- RECORDS FOR THE EXERCISE:

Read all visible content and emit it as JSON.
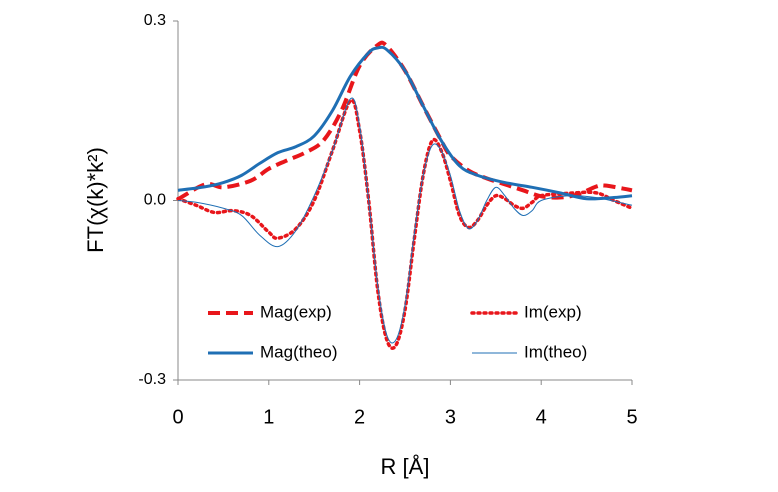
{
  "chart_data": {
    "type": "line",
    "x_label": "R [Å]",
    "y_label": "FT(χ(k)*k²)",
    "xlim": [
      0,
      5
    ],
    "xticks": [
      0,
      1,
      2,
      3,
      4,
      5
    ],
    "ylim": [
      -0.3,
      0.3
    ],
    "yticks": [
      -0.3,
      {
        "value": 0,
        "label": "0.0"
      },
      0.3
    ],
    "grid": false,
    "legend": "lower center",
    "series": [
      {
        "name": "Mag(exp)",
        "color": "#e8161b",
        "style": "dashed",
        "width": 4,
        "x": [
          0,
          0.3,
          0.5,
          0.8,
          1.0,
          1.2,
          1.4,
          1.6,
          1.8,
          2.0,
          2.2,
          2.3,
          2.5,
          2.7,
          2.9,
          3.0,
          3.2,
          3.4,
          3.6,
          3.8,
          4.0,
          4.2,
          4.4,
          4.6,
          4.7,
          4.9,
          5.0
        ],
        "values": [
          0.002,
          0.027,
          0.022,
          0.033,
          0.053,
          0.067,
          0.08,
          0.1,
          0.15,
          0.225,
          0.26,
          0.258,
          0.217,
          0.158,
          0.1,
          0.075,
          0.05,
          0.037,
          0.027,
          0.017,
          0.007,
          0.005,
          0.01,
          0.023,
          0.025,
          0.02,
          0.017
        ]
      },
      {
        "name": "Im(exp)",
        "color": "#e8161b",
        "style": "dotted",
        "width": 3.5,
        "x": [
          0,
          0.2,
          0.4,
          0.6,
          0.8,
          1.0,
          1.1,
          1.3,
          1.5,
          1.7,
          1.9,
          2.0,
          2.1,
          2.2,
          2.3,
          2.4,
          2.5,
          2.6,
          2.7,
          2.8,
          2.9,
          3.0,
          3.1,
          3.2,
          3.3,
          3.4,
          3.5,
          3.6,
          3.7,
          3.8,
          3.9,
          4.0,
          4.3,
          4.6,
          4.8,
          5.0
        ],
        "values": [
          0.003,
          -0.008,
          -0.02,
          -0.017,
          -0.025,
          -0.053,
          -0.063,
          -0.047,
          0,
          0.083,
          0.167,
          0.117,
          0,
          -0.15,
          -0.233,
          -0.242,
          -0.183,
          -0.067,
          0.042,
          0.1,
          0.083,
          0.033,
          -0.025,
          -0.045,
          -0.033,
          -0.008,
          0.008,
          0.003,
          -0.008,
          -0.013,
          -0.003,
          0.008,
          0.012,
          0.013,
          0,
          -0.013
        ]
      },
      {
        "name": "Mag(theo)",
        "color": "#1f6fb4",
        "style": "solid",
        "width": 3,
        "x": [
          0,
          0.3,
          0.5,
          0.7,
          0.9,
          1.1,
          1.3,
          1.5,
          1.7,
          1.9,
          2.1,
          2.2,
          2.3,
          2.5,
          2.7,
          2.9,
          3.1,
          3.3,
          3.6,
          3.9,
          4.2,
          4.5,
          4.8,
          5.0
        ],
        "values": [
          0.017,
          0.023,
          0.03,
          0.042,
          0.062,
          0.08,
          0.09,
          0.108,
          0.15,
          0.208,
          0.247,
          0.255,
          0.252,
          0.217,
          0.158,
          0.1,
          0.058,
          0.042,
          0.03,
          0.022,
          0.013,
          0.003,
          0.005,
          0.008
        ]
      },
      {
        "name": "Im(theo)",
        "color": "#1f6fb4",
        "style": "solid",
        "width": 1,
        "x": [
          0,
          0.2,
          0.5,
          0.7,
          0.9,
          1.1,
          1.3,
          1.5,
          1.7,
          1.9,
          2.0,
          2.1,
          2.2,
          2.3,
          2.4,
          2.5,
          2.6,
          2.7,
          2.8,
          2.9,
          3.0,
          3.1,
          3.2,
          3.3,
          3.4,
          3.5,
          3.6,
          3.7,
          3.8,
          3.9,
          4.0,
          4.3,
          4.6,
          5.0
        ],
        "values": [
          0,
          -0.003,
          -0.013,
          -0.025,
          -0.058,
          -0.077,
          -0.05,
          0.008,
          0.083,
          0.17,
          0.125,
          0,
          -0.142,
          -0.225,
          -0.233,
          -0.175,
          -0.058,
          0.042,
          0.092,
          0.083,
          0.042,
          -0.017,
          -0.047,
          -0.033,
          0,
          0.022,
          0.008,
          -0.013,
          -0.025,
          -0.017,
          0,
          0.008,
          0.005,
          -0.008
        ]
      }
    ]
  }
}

- AIM: Write out the listing above again, exactly, but with no pictures in the copy.

- IN RESPONSE:
Read all visible content and emit it as JSON.
{
  "chart_data": {
    "type": "line",
    "x_label": "R [Å]",
    "y_label": "FT(χ(k)*k²)",
    "xlim": [
      0,
      5
    ],
    "xticks": [
      0,
      1,
      2,
      3,
      4,
      5
    ],
    "ylim": [
      -0.3,
      0.3
    ],
    "yticks": [
      -0.3,
      {
        "value": 0,
        "label": "0.0"
      },
      0.3
    ],
    "grid": false,
    "legend": "lower center",
    "series": [
      {
        "name": "Mag(exp)",
        "color": "#e8161b",
        "style": "dashed",
        "width": 4,
        "x": [
          0,
          0.3,
          0.5,
          0.8,
          1.0,
          1.2,
          1.4,
          1.6,
          1.8,
          2.0,
          2.2,
          2.3,
          2.5,
          2.7,
          2.9,
          3.0,
          3.2,
          3.4,
          3.6,
          3.8,
          4.0,
          4.2,
          4.4,
          4.6,
          4.7,
          4.9,
          5.0
        ],
        "values": [
          0.002,
          0.027,
          0.022,
          0.033,
          0.053,
          0.067,
          0.08,
          0.1,
          0.15,
          0.225,
          0.26,
          0.258,
          0.217,
          0.158,
          0.1,
          0.075,
          0.05,
          0.037,
          0.027,
          0.017,
          0.007,
          0.005,
          0.01,
          0.023,
          0.025,
          0.02,
          0.017
        ]
      },
      {
        "name": "Im(exp)",
        "color": "#e8161b",
        "style": "dotted",
        "width": 3.5,
        "x": [
          0,
          0.2,
          0.4,
          0.6,
          0.8,
          1.0,
          1.1,
          1.3,
          1.5,
          1.7,
          1.9,
          2.0,
          2.1,
          2.2,
          2.3,
          2.4,
          2.5,
          2.6,
          2.7,
          2.8,
          2.9,
          3.0,
          3.1,
          3.2,
          3.3,
          3.4,
          3.5,
          3.6,
          3.7,
          3.8,
          3.9,
          4.0,
          4.3,
          4.6,
          4.8,
          5.0
        ],
        "values": [
          0.003,
          -0.008,
          -0.02,
          -0.017,
          -0.025,
          -0.053,
          -0.063,
          -0.047,
          0,
          0.083,
          0.167,
          0.117,
          0,
          -0.15,
          -0.233,
          -0.242,
          -0.183,
          -0.067,
          0.042,
          0.1,
          0.083,
          0.033,
          -0.025,
          -0.045,
          -0.033,
          -0.008,
          0.008,
          0.003,
          -0.008,
          -0.013,
          -0.003,
          0.008,
          0.012,
          0.013,
          0,
          -0.013
        ]
      },
      {
        "name": "Mag(theo)",
        "color": "#1f6fb4",
        "style": "solid",
        "width": 3,
        "x": [
          0,
          0.3,
          0.5,
          0.7,
          0.9,
          1.1,
          1.3,
          1.5,
          1.7,
          1.9,
          2.1,
          2.2,
          2.3,
          2.5,
          2.7,
          2.9,
          3.1,
          3.3,
          3.6,
          3.9,
          4.2,
          4.5,
          4.8,
          5.0
        ],
        "values": [
          0.017,
          0.023,
          0.03,
          0.042,
          0.062,
          0.08,
          0.09,
          0.108,
          0.15,
          0.208,
          0.247,
          0.255,
          0.252,
          0.217,
          0.158,
          0.1,
          0.058,
          0.042,
          0.03,
          0.022,
          0.013,
          0.003,
          0.005,
          0.008
        ]
      },
      {
        "name": "Im(theo)",
        "color": "#1f6fb4",
        "style": "solid",
        "width": 1,
        "x": [
          0,
          0.2,
          0.5,
          0.7,
          0.9,
          1.1,
          1.3,
          1.5,
          1.7,
          1.9,
          2.0,
          2.1,
          2.2,
          2.3,
          2.4,
          2.5,
          2.6,
          2.7,
          2.8,
          2.9,
          3.0,
          3.1,
          3.2,
          3.3,
          3.4,
          3.5,
          3.6,
          3.7,
          3.8,
          3.9,
          4.0,
          4.3,
          4.6,
          5.0
        ],
        "values": [
          0,
          -0.003,
          -0.013,
          -0.025,
          -0.058,
          -0.077,
          -0.05,
          0.008,
          0.083,
          0.17,
          0.125,
          0,
          -0.142,
          -0.225,
          -0.233,
          -0.175,
          -0.058,
          0.042,
          0.092,
          0.083,
          0.042,
          -0.017,
          -0.047,
          -0.033,
          0,
          0.022,
          0.008,
          -0.013,
          -0.025,
          -0.017,
          0,
          0.008,
          0.005,
          -0.008
        ]
      }
    ]
  }
}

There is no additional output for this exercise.